[START]
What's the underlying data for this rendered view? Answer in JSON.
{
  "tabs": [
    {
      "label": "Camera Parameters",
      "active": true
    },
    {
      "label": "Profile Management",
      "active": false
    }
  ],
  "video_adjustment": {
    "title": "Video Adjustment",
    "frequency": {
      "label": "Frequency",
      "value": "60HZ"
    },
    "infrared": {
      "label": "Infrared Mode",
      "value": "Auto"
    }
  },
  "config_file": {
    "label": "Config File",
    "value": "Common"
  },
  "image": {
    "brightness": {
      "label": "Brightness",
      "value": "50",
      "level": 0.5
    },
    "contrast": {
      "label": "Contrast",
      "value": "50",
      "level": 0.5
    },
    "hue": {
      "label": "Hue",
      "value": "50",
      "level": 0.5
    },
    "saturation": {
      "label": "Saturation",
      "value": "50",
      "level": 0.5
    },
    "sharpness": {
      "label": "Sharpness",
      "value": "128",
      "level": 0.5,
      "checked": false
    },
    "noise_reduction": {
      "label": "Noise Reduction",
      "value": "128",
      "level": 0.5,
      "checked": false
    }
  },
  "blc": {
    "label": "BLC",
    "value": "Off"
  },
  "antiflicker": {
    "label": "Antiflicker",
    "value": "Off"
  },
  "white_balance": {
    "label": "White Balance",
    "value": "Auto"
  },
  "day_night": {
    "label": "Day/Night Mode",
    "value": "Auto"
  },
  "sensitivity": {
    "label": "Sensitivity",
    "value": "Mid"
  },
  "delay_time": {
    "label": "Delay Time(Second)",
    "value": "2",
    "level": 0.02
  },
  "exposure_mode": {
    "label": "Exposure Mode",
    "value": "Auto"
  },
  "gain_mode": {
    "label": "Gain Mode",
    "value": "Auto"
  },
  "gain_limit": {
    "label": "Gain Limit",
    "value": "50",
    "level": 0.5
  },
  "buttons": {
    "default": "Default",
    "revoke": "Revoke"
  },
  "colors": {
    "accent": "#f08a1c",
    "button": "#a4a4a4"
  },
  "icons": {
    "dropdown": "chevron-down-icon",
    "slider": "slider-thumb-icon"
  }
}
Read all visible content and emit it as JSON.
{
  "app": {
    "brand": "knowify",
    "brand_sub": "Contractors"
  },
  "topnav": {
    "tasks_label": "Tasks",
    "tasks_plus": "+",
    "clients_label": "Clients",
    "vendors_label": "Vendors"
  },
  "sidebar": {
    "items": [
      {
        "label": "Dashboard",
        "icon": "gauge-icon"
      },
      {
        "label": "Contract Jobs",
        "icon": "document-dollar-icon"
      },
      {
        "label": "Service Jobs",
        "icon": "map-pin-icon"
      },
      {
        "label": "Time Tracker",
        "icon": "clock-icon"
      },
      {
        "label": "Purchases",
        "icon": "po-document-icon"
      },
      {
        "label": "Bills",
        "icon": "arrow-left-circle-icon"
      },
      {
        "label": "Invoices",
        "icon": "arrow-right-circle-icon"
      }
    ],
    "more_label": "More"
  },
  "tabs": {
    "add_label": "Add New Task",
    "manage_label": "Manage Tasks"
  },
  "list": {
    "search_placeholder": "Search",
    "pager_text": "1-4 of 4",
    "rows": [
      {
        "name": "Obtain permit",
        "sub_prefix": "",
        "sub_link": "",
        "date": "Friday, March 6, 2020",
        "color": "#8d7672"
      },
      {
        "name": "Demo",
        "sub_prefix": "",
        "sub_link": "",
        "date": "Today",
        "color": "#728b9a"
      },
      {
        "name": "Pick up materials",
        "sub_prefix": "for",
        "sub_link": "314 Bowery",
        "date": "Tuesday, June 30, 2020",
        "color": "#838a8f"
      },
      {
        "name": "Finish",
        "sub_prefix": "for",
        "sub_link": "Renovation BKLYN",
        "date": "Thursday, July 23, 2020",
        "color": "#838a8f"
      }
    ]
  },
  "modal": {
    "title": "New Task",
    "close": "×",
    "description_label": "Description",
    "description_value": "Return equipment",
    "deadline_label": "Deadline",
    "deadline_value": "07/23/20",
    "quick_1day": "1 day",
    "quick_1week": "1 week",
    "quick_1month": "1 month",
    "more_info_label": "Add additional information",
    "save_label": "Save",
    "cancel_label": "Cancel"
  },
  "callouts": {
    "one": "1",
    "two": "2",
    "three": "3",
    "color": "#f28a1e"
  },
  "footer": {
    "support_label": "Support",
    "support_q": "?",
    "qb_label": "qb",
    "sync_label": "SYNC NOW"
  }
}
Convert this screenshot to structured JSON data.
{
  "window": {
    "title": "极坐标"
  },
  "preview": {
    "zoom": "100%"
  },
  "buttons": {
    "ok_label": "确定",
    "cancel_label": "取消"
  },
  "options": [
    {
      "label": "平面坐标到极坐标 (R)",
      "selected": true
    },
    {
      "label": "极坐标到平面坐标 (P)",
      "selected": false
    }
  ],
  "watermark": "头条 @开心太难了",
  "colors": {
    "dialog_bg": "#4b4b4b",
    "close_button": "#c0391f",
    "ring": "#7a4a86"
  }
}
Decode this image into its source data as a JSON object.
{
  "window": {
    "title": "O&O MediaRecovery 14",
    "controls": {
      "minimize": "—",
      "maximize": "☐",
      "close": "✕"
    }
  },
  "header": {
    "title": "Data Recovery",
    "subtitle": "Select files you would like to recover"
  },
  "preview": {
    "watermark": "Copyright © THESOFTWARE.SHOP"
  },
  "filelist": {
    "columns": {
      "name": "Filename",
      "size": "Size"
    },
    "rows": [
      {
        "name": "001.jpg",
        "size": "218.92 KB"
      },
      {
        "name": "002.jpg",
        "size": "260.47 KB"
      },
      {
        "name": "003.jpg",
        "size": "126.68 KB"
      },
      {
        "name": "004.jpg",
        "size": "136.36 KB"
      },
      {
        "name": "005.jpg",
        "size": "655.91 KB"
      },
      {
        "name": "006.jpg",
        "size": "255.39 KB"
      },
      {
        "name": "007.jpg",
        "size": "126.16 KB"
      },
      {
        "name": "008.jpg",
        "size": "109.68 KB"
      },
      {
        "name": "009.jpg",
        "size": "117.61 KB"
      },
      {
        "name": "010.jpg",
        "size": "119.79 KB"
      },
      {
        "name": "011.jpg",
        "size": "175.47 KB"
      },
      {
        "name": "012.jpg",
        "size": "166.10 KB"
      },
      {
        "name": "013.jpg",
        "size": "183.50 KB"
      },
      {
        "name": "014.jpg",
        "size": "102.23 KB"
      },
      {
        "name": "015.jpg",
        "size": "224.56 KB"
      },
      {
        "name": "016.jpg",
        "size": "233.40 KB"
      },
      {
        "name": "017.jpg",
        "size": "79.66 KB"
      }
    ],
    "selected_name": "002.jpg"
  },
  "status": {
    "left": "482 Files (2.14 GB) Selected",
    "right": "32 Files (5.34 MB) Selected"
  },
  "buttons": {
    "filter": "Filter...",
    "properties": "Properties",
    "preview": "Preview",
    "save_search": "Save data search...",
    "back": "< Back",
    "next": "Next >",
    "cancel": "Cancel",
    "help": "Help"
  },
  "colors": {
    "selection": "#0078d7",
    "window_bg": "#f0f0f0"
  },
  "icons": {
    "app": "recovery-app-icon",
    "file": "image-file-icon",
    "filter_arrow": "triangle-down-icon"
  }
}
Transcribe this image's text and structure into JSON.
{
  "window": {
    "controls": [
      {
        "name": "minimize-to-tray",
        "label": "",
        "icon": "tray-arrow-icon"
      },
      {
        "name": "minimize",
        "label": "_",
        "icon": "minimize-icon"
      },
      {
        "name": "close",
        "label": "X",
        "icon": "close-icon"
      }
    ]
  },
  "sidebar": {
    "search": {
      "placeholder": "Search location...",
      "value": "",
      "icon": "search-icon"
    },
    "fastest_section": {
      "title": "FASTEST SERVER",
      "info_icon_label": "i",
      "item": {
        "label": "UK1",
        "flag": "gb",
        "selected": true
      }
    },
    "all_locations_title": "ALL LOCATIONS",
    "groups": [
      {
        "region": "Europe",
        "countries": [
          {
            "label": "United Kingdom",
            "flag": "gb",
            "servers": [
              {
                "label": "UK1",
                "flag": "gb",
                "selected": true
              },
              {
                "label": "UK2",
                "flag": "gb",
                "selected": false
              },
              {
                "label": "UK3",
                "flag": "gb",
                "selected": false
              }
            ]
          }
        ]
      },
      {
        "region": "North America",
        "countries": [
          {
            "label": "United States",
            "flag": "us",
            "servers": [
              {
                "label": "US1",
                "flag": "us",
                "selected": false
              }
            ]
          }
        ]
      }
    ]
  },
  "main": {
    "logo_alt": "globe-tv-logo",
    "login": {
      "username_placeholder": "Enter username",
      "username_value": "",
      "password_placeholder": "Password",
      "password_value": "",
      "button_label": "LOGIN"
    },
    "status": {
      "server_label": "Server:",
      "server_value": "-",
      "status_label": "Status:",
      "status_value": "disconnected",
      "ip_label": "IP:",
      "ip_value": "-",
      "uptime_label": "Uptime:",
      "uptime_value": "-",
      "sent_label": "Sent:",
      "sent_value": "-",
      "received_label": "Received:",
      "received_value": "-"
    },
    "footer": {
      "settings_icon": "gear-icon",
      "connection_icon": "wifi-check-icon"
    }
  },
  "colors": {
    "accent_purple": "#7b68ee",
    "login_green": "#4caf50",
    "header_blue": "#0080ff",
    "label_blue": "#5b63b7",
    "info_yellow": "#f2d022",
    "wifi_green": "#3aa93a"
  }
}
[END]
▸ **REQUIREMENT**:
Copy each line holding the word "image" from the listing above.

▸ **ANSWER TO THIS TASK**:
  "image": {
Decode this image into its source data as a JSON object.
    "file": "image-file-icon",
Transcribe this image's text and structure into JSON.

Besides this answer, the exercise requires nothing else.